* **DIRECTIVE**
Exclude the pictures and reproduce the remaining data exactly as written.

— start of LISTED ENTRIES —

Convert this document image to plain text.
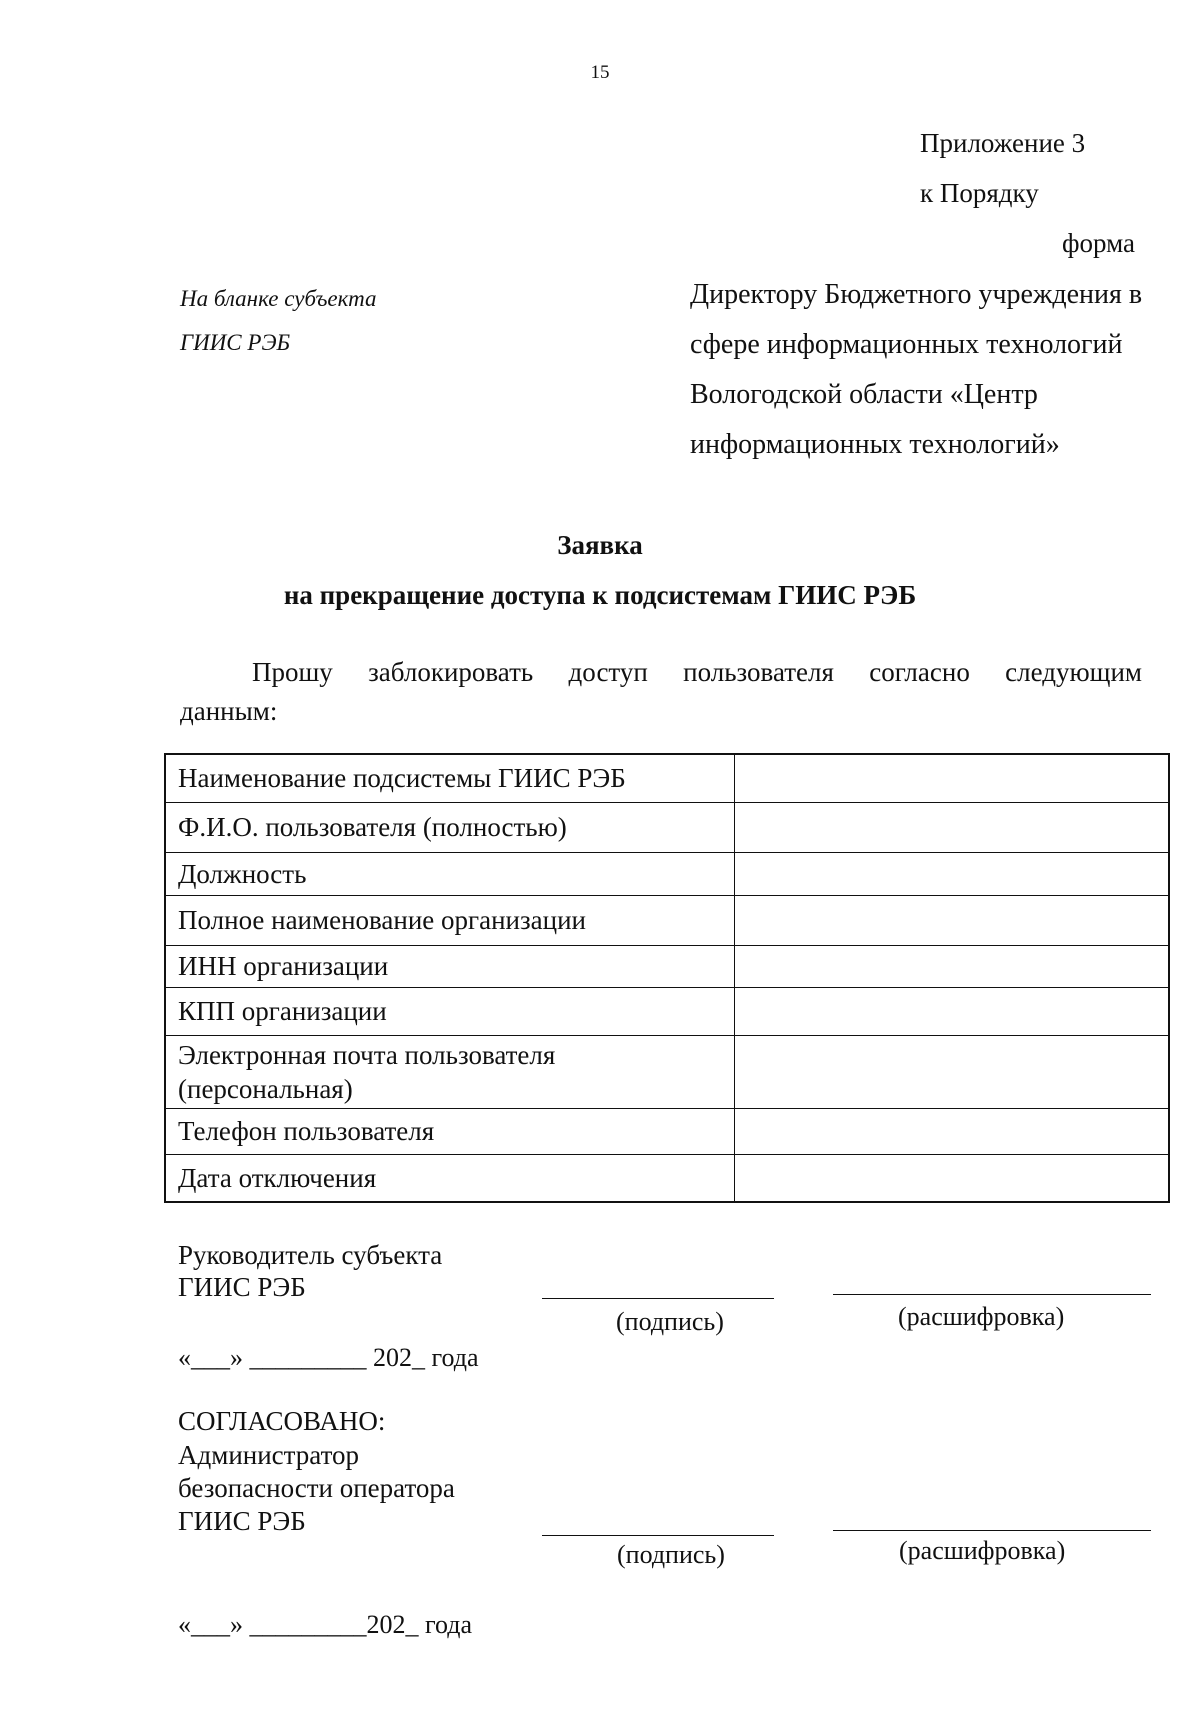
15
Приложение 3
к Порядку
форма
На бланке субъекта
ГИИС РЭБ
Директору Бюджетного учреждения в
сфере информационных технологий
Вологодской области «Центр
информационных технологий»
Заявка
на прекращение доступа к подсистемам ГИИС РЭБ
Прошу заблокировать доступ пользователя согласно следующим
данным:
Наименование подсистемы ГИИС РЭБ	
Ф.И.О. пользователя (полностью)	
Должность	
Полное наименование организации	
ИНН организации	
КПП организации	
Электронная почта пользователя (персональная)	
Телефон пользователя	
Дата отключения	
Руководитель субъекта
ГИИС РЭБ
(подпись)	(расшифровка)
«___» _________ 202_ года
СОГЛАСОВАНО:
Администратор
безопасности оператора
ГИИС РЭБ
(подпись)	(расшифровка)
«___» _________202_ года
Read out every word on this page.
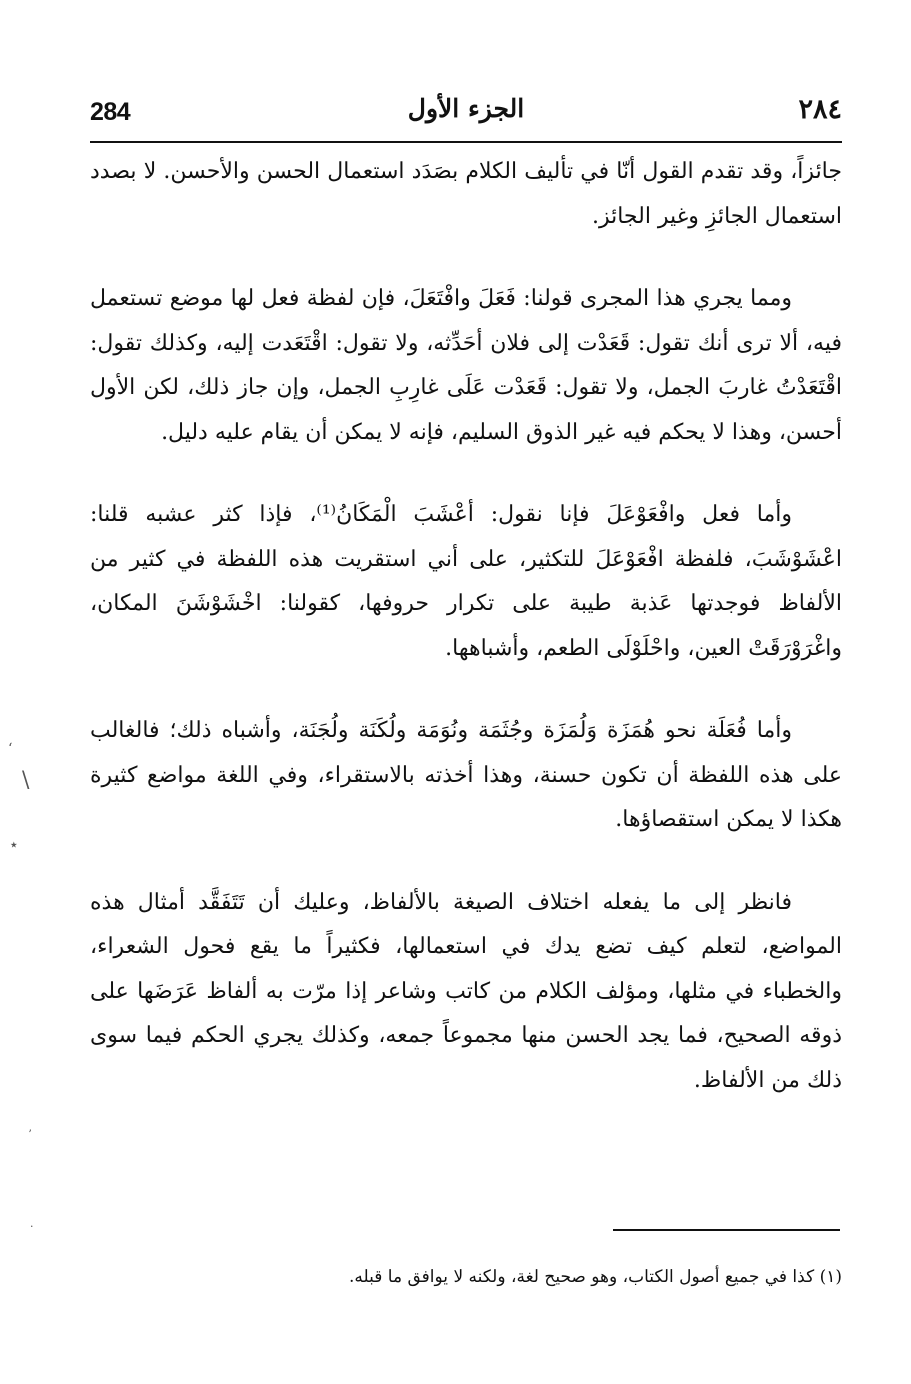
284	الجزء الأول	٢٨٤

جائزاً، وقد تقدم القول أنّا في تأليف الكلام بصَدَد استعمال الحسن والأحسن. لا بصدد استعمال الجائزِ وغير الجائز.

ومما يجري هذا المجرى قولنا: فَعَلَ وافْتَعَلَ، فإن لفظة فعل لها موضع تستعمل فيه، ألا ترى أنك تقول: قَعَدْت إلى فلان أحَدِّثه، ولا تقول: اقْتَعَدت إليه، وكذلك تقول: اقْتَعَدْتُ غاربَ الجمل، ولا تقول: قَعَدْت عَلَى غارِبِ الجمل، وإن جاز ذلك، لكن الأول أحسن، وهذا لا يحكم فيه غير الذوق السليم، فإنه لا يمكن أن يقام عليه دليل.

وأما فعل وافْعَوْعَلَ فإنا نقول: أعْشَبَ الْمَكَانُ⁽¹⁾، فإذا كثر عشبه قلنا: اعْشَوْشَبَ، فلفظة افْعَوْعَلَ للتكثير، على أني استقريت هذه اللفظة في كثير من الألفاظ فوجدتها عَذبة طيبة على تكرار حروفها، كقولنا: اخْشَوْشَنَ المكان، واغْرَوْرَقَتْ العين، واحْلَوْلَى الطعم، وأشباهها.

وأما فُعَلَة نحو هُمَزَة وَلُمَزَة وجُثَمَة ونُوَمَة ولُكَنَة ولُجَنَة، وأشباه ذلك؛ فالغالب على هذه اللفظة أن تكون حسنة، وهذا أخذته بالاستقراء، وفي اللغة مواضع كثيرة هكذا لا يمكن استقصاؤها.

فانظر إلى ما يفعله اختلاف الصيغة بالألفاظ، وعليك أن تَتَفَقَّد أمثال هذه المواضع، لتعلم كيف تضع يدك في استعمالها، فكثيراً ما يقع فحول الشعراء، والخطباء في مثلها، ومؤلف الكلام من كاتب وشاعر إذا مرّت به ألفاظ عَرَضَها على ذوقه الصحيح، فما يجد الحسن منها مجموعاً جمعه، وكذلك يجري الحكم فيما سوى ذلك من الألفاظ.

(١) كذا في جميع أصول الكتاب، وهو صحيح لغة، ولكنه لا يوافق ما قبله.
ʻ
\
٭
ʼ
·
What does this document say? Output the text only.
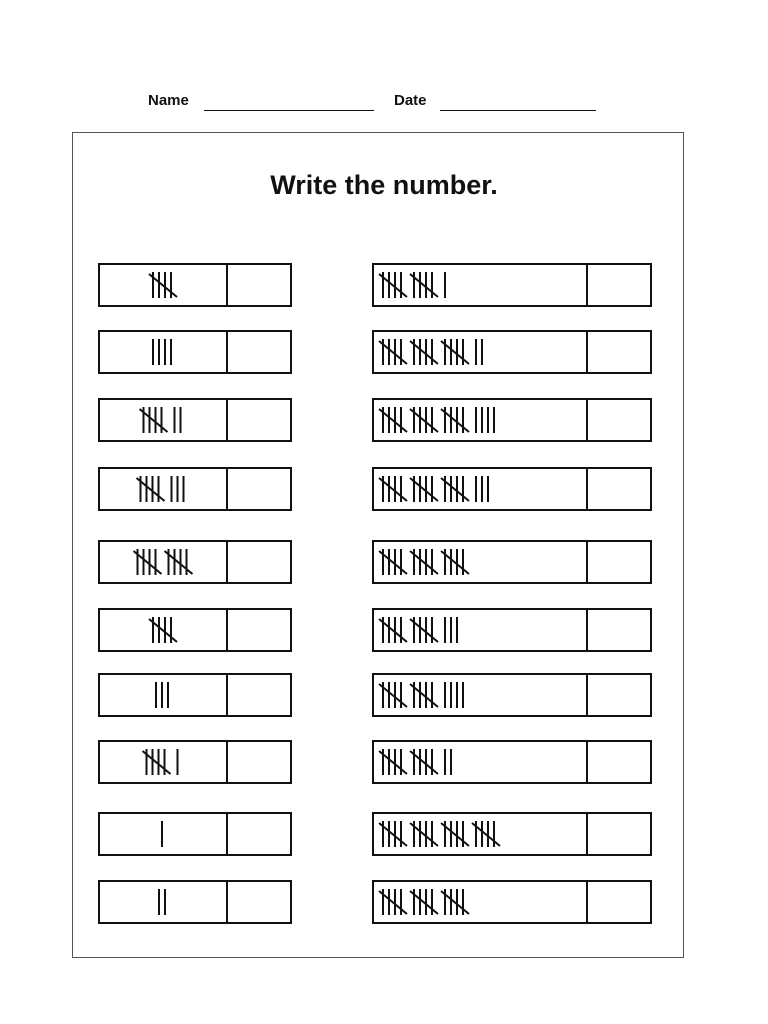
Name	Date
Write the number.
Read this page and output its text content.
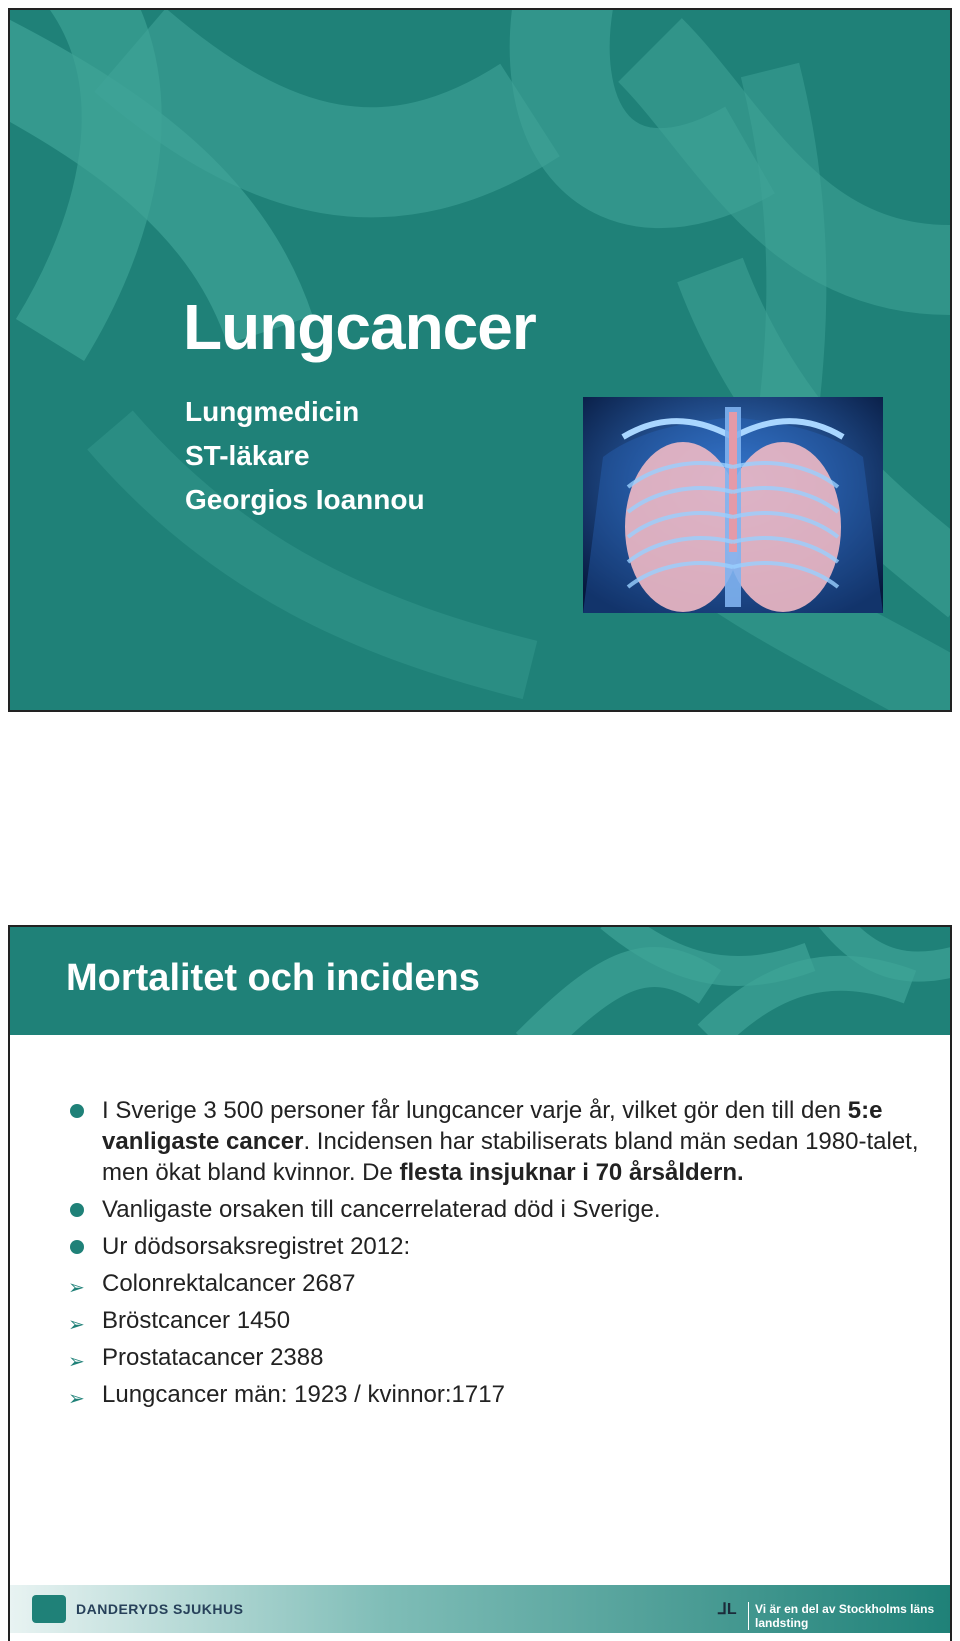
Lungcancer
Lungmedicin
ST-läkare
Georgios Ioannou
Mortalitet och incidens
I Sverige 3 500 personer får lungcancer varje år, vilket gör den till den 5:e vanligaste cancer. Incidensen har stabiliserats bland män sedan 1980-talet, men ökat bland kvinnor. De flesta insjuknar i 70 årsåldern.
Vanligaste orsaken till cancerrelaterad död i Sverige.
Ur dödsorsaksregistret 2012:
➢ Colonrektalcancer 2687
➢ Bröstcancer 1450
➢ Prostatacancer 2388
➢ Lungcancer män: 1923 / kvinnor:1717
DANDERYDS SJUKHUS	⅃L	Vi är en del av Stockholms läns landsting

— end of LISTED ENTRIES —

* **ANSWER TO THE PROBLEM**
Convert this document image to plain text.
15
Приложение 3
к Порядку
форма
На бланке субъекта
ГИИС РЭБ
Директору Бюджетного учреждения в
сфере информационных технологий
Вологодской области «Центр
информационных технологий»
Заявка
на прекращение доступа к подсистемам ГИИС РЭБ
Прошу заблокировать доступ пользователя согласно следующим
данным:
Наименование подсистемы ГИИС РЭБ	
Ф.И.О. пользователя (полностью)	
Должность	
Полное наименование организации	
ИНН организации	
КПП организации	
Электронная почта пользователя (персональная)	
Телефон пользователя	
Дата отключения	
Руководитель субъекта
ГИИС РЭБ
(подпись)	(расшифровка)
«___» _________ 202_ года
СОГЛАСОВАНО:
Администратор
безопасности оператора
ГИИС РЭБ
(подпись)	(расшифровка)
«___» _________202_ года
Read out every word on this page.
284	الجزء الأول	٢٨٤

جائزاً، وقد تقدم القول أنّا في تأليف الكلام بصَدَد استعمال الحسن والأحسن. لا بصدد استعمال الجائزِ وغير الجائز.

ومما يجري هذا المجرى قولنا: فَعَلَ وافْتَعَلَ، فإن لفظة فعل لها موضع تستعمل فيه، ألا ترى أنك تقول: قَعَدْت إلى فلان أحَدِّثه، ولا تقول: اقْتَعَدت إليه، وكذلك تقول: اقْتَعَدْتُ غاربَ الجمل، ولا تقول: قَعَدْت عَلَى غارِبِ الجمل، وإن جاز ذلك، لكن الأول أحسن، وهذا لا يحكم فيه غير الذوق السليم، فإنه لا يمكن أن يقام عليه دليل.

وأما فعل وافْعَوْعَلَ فإنا نقول: أعْشَبَ الْمَكَانُ⁽¹⁾، فإذا كثر عشبه قلنا: اعْشَوْشَبَ، فلفظة افْعَوْعَلَ للتكثير، على أني استقريت هذه اللفظة في كثير من الألفاظ فوجدتها عَذبة طيبة على تكرار حروفها، كقولنا: اخْشَوْشَنَ المكان، واغْرَوْرَقَتْ العين، واحْلَوْلَى الطعم، وأشباهها.

وأما فُعَلَة نحو هُمَزَة وَلُمَزَة وجُثَمَة ونُوَمَة ولُكَنَة ولُجَنَة، وأشباه ذلك؛ فالغالب على هذه اللفظة أن تكون حسنة، وهذا أخذته بالاستقراء، وفي اللغة مواضع كثيرة هكذا لا يمكن استقصاؤها.

فانظر إلى ما يفعله اختلاف الصيغة بالألفاظ، وعليك أن تَتَفَقَّد أمثال هذه المواضع، لتعلم كيف تضع يدك في استعمالها، فكثيراً ما يقع فحول الشعراء، والخطباء في مثلها، ومؤلف الكلام من كاتب وشاعر إذا مرّت به ألفاظ عَرَضَها على ذوقه الصحيح، فما يجد الحسن منها مجموعاً جمعه، وكذلك يجري الحكم فيما سوى ذلك من الألفاظ.

(١) كذا في جميع أصول الكتاب، وهو صحيح لغة، ولكنه لا يوافق ما قبله.
ʻ
\
٭
ʼ
·
What does this document say? Output the text only.
Name	Date
Write the number.
Read this page and output its text content.
Lungcancer
Lungmedicin
ST-läkare
Georgios Ioannou
Mortalitet och incidens
I Sverige 3 500 personer får lungcancer varje år, vilket gör den till den 5:e vanligaste cancer. Incidensen har stabiliserats bland män sedan 1980-talet, men ökat bland kvinnor. De flesta insjuknar i 70 årsåldern.
Vanligaste orsaken till cancerrelaterad död i Sverige.
Ur dödsorsaksregistret 2012:
➢ Colonrektalcancer 2687
➢ Bröstcancer 1450
➢ Prostatacancer 2388
➢ Lungcancer män: 1923 / kvinnor:1717
DANDERYDS SJUKHUS	⅃L	Vi är en del av Stockholms läns landsting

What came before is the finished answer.